Collected data entries
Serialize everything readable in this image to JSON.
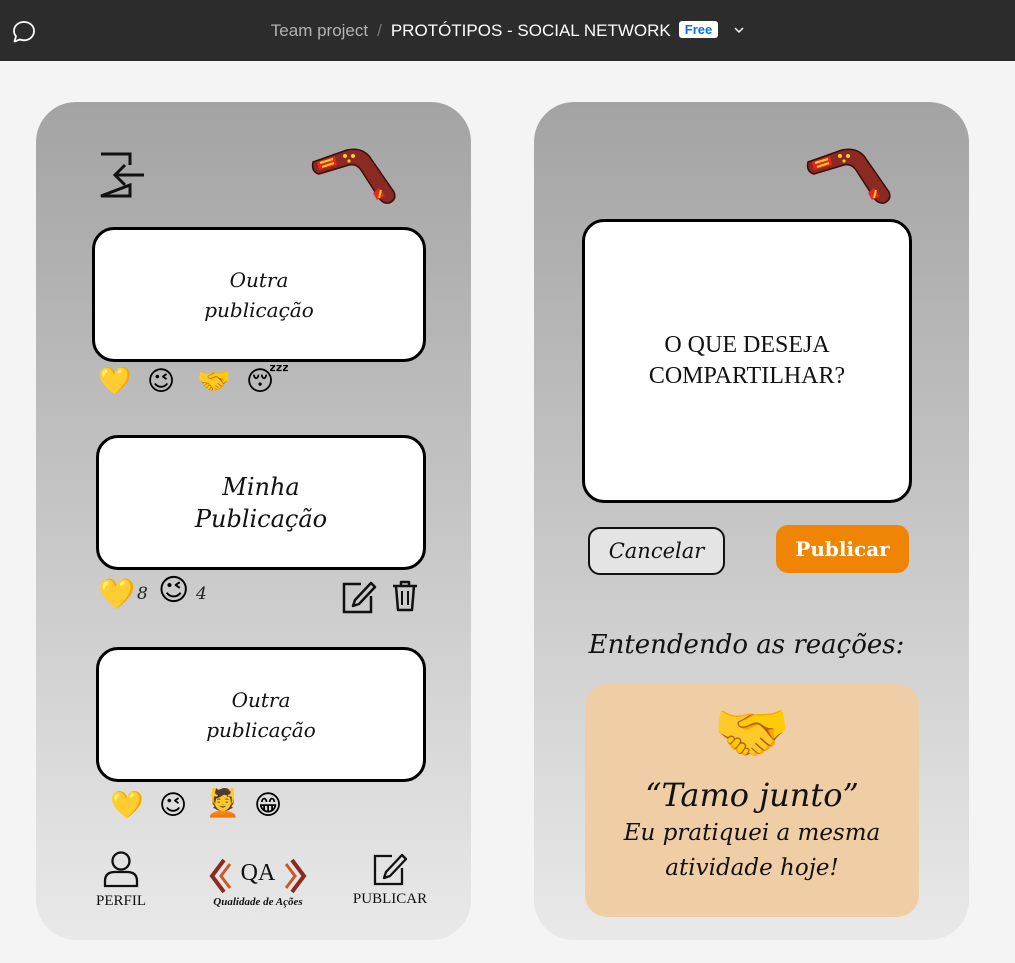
{
  "topbar": {
    "team": "Team project",
    "separator": "/",
    "project": "PROTÓTIPOS - SOCIAL NETWORK",
    "badge": "Free"
  },
  "feed": {
    "posts": [
      {
        "title_line1": "Outra",
        "title_line2": "publicação",
        "reactions": [
          "💛",
          "😉",
          "🤝",
          "😴"
        ]
      },
      {
        "title_line1": "Minha",
        "title_line2": "Publicação",
        "reactions": [
          "💛",
          "😉"
        ],
        "counts": [
          "8",
          "4"
        ]
      },
      {
        "title_line1": "Outra",
        "title_line2": "publicação",
        "reactions": [
          "💛",
          "😉",
          "💆",
          "😁"
        ]
      }
    ]
  },
  "nav": {
    "perfil": "PERFIL",
    "publicar": "PUBLICAR",
    "logo_text": "QA",
    "logo_sub": "Qualidade de Ações"
  },
  "compose": {
    "placeholder_line1": "O QUE DESEJA",
    "placeholder_line2": "COMPARTILHAR?",
    "cancel": "Cancelar",
    "publish": "Publicar"
  },
  "legend": {
    "heading": "Entendendo as reações:",
    "emoji": "🤝",
    "quote": "“Tamo junto”",
    "desc_line1": "Eu pratiquei a mesma",
    "desc_line2": "atividade hoje!"
  },
  "colors": {
    "accent": "#f08405",
    "legend_bg": "#efcea6",
    "topbar": "#2c2c2c"
  }
}
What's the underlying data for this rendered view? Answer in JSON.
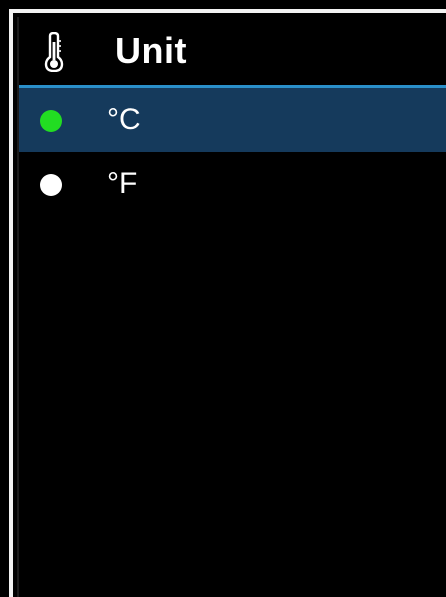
{
  "header": {
    "icon": "thermometer-icon",
    "title": "Unit"
  },
  "options": [
    {
      "label": "°C",
      "selected": true,
      "dot_color": "#22dd22"
    },
    {
      "label": "°F",
      "selected": false,
      "dot_color": "#ffffff"
    }
  ],
  "colors": {
    "background": "#000000",
    "selected_row": "#153a5c",
    "accent_rule": "#2a8fc9",
    "border": "#f2f2f2"
  }
}
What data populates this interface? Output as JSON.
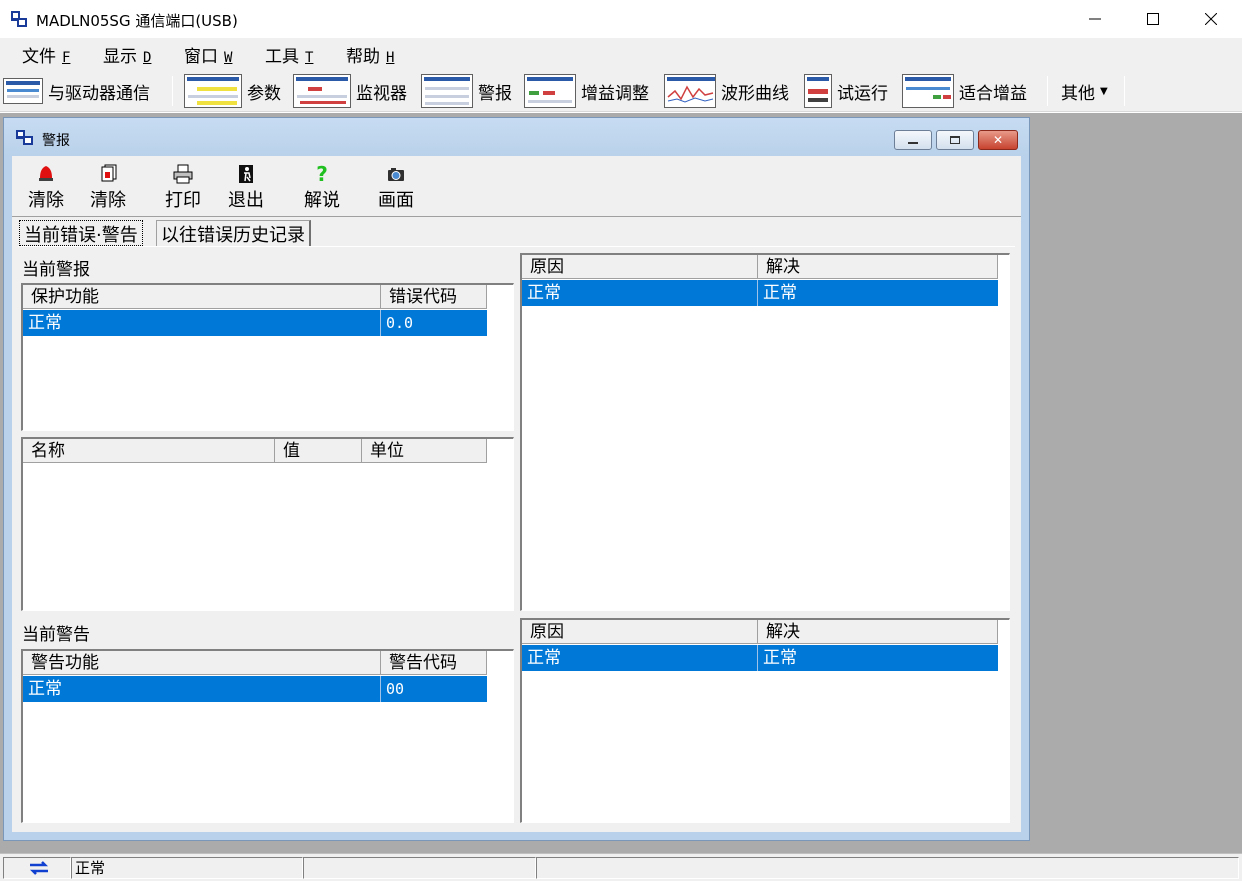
{
  "window": {
    "title": "MADLN05SG  通信端口(USB)",
    "minimize_icon": "minimize-icon",
    "maximize_icon": "maximize-icon",
    "close_icon": "close-icon"
  },
  "menubar": {
    "items": [
      {
        "label": "文件",
        "key": "F"
      },
      {
        "label": "显示",
        "key": "D"
      },
      {
        "label": "窗口",
        "key": "W"
      },
      {
        "label": "工具",
        "key": "T"
      },
      {
        "label": "帮助",
        "key": "H"
      }
    ]
  },
  "toolbar": {
    "items": [
      {
        "label": "与驱动器通信",
        "icon": "communicate-icon"
      },
      {
        "label": "参数",
        "icon": "parameter-icon"
      },
      {
        "label": "监视器",
        "icon": "monitor-icon"
      },
      {
        "label": "警报",
        "icon": "alarm-icon"
      },
      {
        "label": "增益调整",
        "icon": "gain-tuning-icon"
      },
      {
        "label": "波形曲线",
        "icon": "waveform-icon"
      },
      {
        "label": "试运行",
        "icon": "trial-run-icon"
      },
      {
        "label": "适合增益",
        "icon": "fit-gain-icon"
      }
    ],
    "more": {
      "label": "其他",
      "icon": "dropdown-arrow-icon"
    }
  },
  "child_window": {
    "title": "警报",
    "toolbar": [
      {
        "label": "清除",
        "icon": "alarm-bell-icon"
      },
      {
        "label": "清除",
        "icon": "clear-history-icon"
      },
      {
        "label": "打印",
        "icon": "printer-icon"
      },
      {
        "label": "退出",
        "icon": "exit-icon"
      },
      {
        "label": "解说",
        "icon": "help-question-icon"
      },
      {
        "label": "画面",
        "icon": "camera-icon"
      }
    ],
    "tabs": [
      {
        "label": "当前错误·警告",
        "active": true
      },
      {
        "label": "以往错误历史记录",
        "active": false
      }
    ],
    "current_alarm": {
      "label": "当前警报",
      "columns": [
        "保护功能",
        "错误代码"
      ],
      "rows": [
        [
          "正常",
          "0.0"
        ]
      ],
      "detail_columns": [
        "名称",
        "值",
        "单位"
      ],
      "cause_columns": [
        "原因",
        "解决"
      ],
      "cause_rows": [
        [
          "正常",
          "正常"
        ]
      ]
    },
    "current_warning": {
      "label": "当前警告",
      "columns": [
        "警告功能",
        "警告代码"
      ],
      "rows": [
        [
          "正常",
          "00"
        ]
      ],
      "cause_columns": [
        "原因",
        "解决"
      ],
      "cause_rows": [
        [
          "正常",
          "正常"
        ]
      ]
    }
  },
  "statusbar": {
    "connection_icon": "connection-arrows-icon",
    "status": "正常"
  },
  "colors": {
    "selection": "#0078d7",
    "mdi_background": "#ababab",
    "child_frame": "#b9d1ea"
  }
}
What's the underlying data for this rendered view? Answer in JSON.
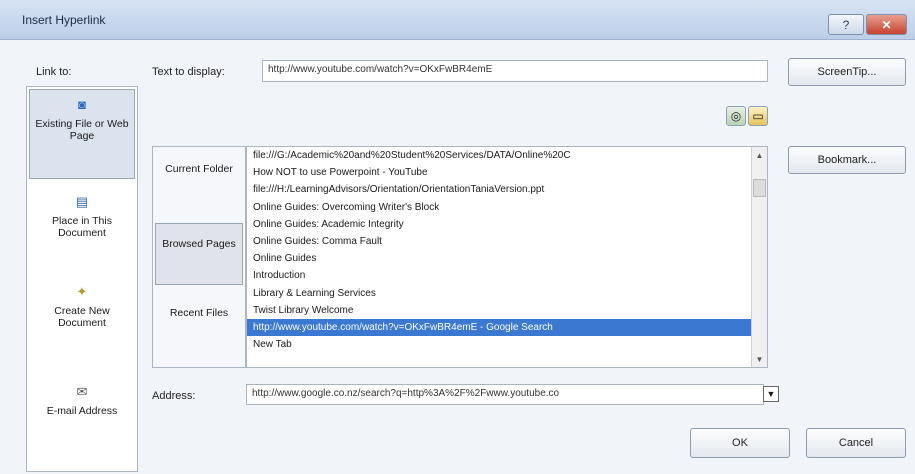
{
  "window": {
    "title": "Insert Hyperlink",
    "help_label": "?",
    "close_label": "✕"
  },
  "link_to": {
    "label": "Link to:",
    "items": [
      {
        "label": "Existing File or Web Page",
        "icon": "globe-file-icon",
        "selected": true
      },
      {
        "label": "Place in This Document",
        "icon": "document-place-icon",
        "selected": false
      },
      {
        "label": "Create New Document",
        "icon": "new-document-icon",
        "selected": false
      },
      {
        "label": "E-mail Address",
        "icon": "email-icon",
        "selected": false
      }
    ]
  },
  "text_to_display": {
    "label": "Text to display:",
    "value": "http://www.youtube.com/watch?v=OKxFwBR4emE"
  },
  "buttons": {
    "screentip": "ScreenTip...",
    "bookmark": "Bookmark...",
    "ok": "OK",
    "cancel": "Cancel"
  },
  "look_in": {
    "items": [
      {
        "label": "Current Folder",
        "selected": false
      },
      {
        "label": "Browsed Pages",
        "selected": true
      },
      {
        "label": "Recent Files",
        "selected": false
      }
    ]
  },
  "toolbar_icons": [
    "browse-web-icon",
    "browse-file-icon"
  ],
  "file_list": [
    {
      "text": "file:///G:/Academic%20and%20Student%20Services/DATA/Online%20C",
      "selected": false
    },
    {
      "text": "How NOT to use Powerpoint - YouTube",
      "selected": false
    },
    {
      "text": "file:///H:/LearningAdvisors/Orientation/OrientationTaniaVersion.ppt",
      "selected": false
    },
    {
      "text": "Online Guides: Overcoming Writer's Block",
      "selected": false
    },
    {
      "text": "Online Guides: Academic Integrity",
      "selected": false
    },
    {
      "text": "Online Guides: Comma Fault",
      "selected": false
    },
    {
      "text": "Online Guides",
      "selected": false
    },
    {
      "text": "Introduction",
      "selected": false
    },
    {
      "text": "Library & Learning Services",
      "selected": false
    },
    {
      "text": "Twist Library Welcome",
      "selected": false
    },
    {
      "text": "http://www.youtube.com/watch?v=OKxFwBR4emE - Google Search",
      "selected": true
    },
    {
      "text": "New Tab",
      "selected": false
    }
  ],
  "address": {
    "label": "Address:",
    "value": "http://www.google.co.nz/search?q=http%3A%2F%2Fwww.youtube.co"
  },
  "colors": {
    "selection": "#3a78d1",
    "close": "#c5422f"
  }
}
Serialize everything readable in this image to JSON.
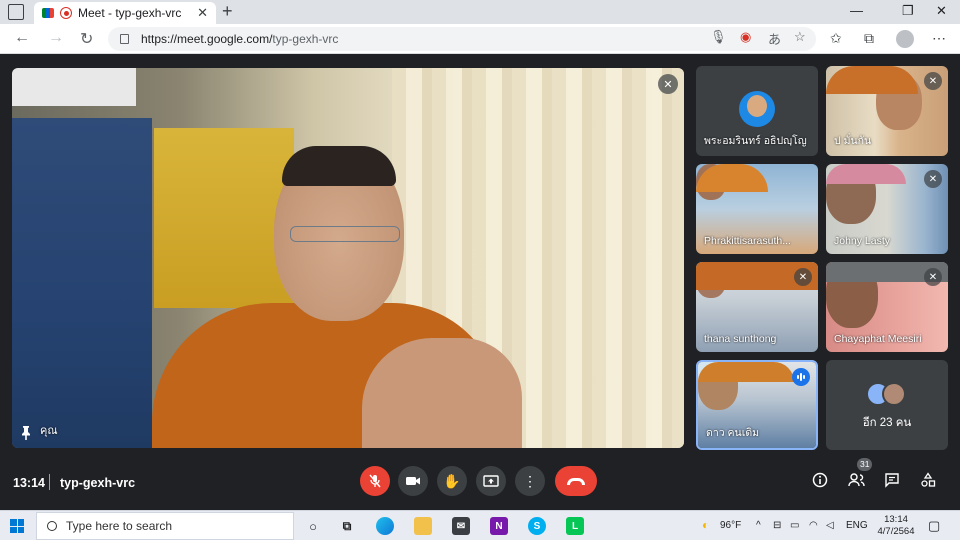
{
  "browser": {
    "tab_title": "Meet - typ-gexh-vrc",
    "url_host": "https://meet.google.com/",
    "url_path": "typ-gexh-vrc",
    "new_tab_label": "+",
    "close_tab_label": "✕"
  },
  "main_video": {
    "participant_name": "คุณ",
    "muted": true
  },
  "tiles": [
    {
      "name": "พระอมรินทร์ อธิปญฺโญ",
      "muted": false,
      "type": "avatar"
    },
    {
      "name": "ป มั่นกัน",
      "muted": true,
      "type": "video"
    },
    {
      "name": "Phrakittisarasuth...",
      "muted": false,
      "type": "video"
    },
    {
      "name": "Johny Lasty",
      "muted": true,
      "type": "video"
    },
    {
      "name": "thana sunthong",
      "muted": true,
      "type": "video"
    },
    {
      "name": "Chayaphat Meesiri",
      "muted": true,
      "type": "video"
    },
    {
      "name": "ดาว คนเดิม",
      "muted": false,
      "speaking": true,
      "type": "video"
    }
  ],
  "more_participants": {
    "label": "อีก 23 คน"
  },
  "controls": {
    "time": "13:14",
    "meeting_code": "typ-gexh-vrc",
    "participant_count": "31"
  },
  "taskbar": {
    "search_placeholder": "Type here to search",
    "weather": "96°F",
    "language": "ENG",
    "time": "13:14",
    "date": "4/7/2564"
  },
  "colors": {
    "meet_bg": "#202124",
    "control_bg": "#3c4043",
    "danger": "#ea4335",
    "accent": "#1a73e8"
  }
}
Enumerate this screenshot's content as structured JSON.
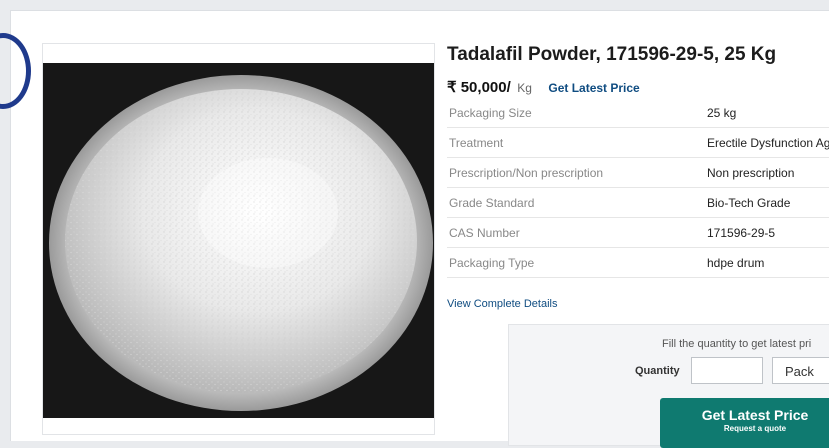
{
  "product": {
    "title": "Tadalafil Powder, 171596-29-5, 25 Kg",
    "price": "₹ 50,000/",
    "unit": "Kg",
    "get_latest_price_link": "Get Latest Price"
  },
  "specs": [
    {
      "key": "Packaging Size",
      "value": "25 kg"
    },
    {
      "key": "Treatment",
      "value": "Erectile Dysfunction Ag"
    },
    {
      "key": "Prescription/Non prescription",
      "value": "Non prescription"
    },
    {
      "key": "Grade Standard",
      "value": "Bio-Tech Grade"
    },
    {
      "key": "CAS Number",
      "value": "171596-29-5"
    },
    {
      "key": "Packaging Type",
      "value": "hdpe drum"
    }
  ],
  "view_details_link": "View Complete Details",
  "quote": {
    "fill_text": "Fill the quantity to get latest pri",
    "quantity_label": "Quantity",
    "quantity_value": "",
    "unit_selected": "Pack",
    "cta_label": "Get Latest Price",
    "cta_sub": "Request a quote"
  },
  "colors": {
    "accent_link": "#0f4c81",
    "cta_bg": "#0f7a70",
    "circle": "#1f3a8c"
  }
}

*Work instructions*
Filter the entries down to the lines with the word "prescription" in them.

*Result*
      "key": "Prescription/Non prescription",
      "value": "Non prescription"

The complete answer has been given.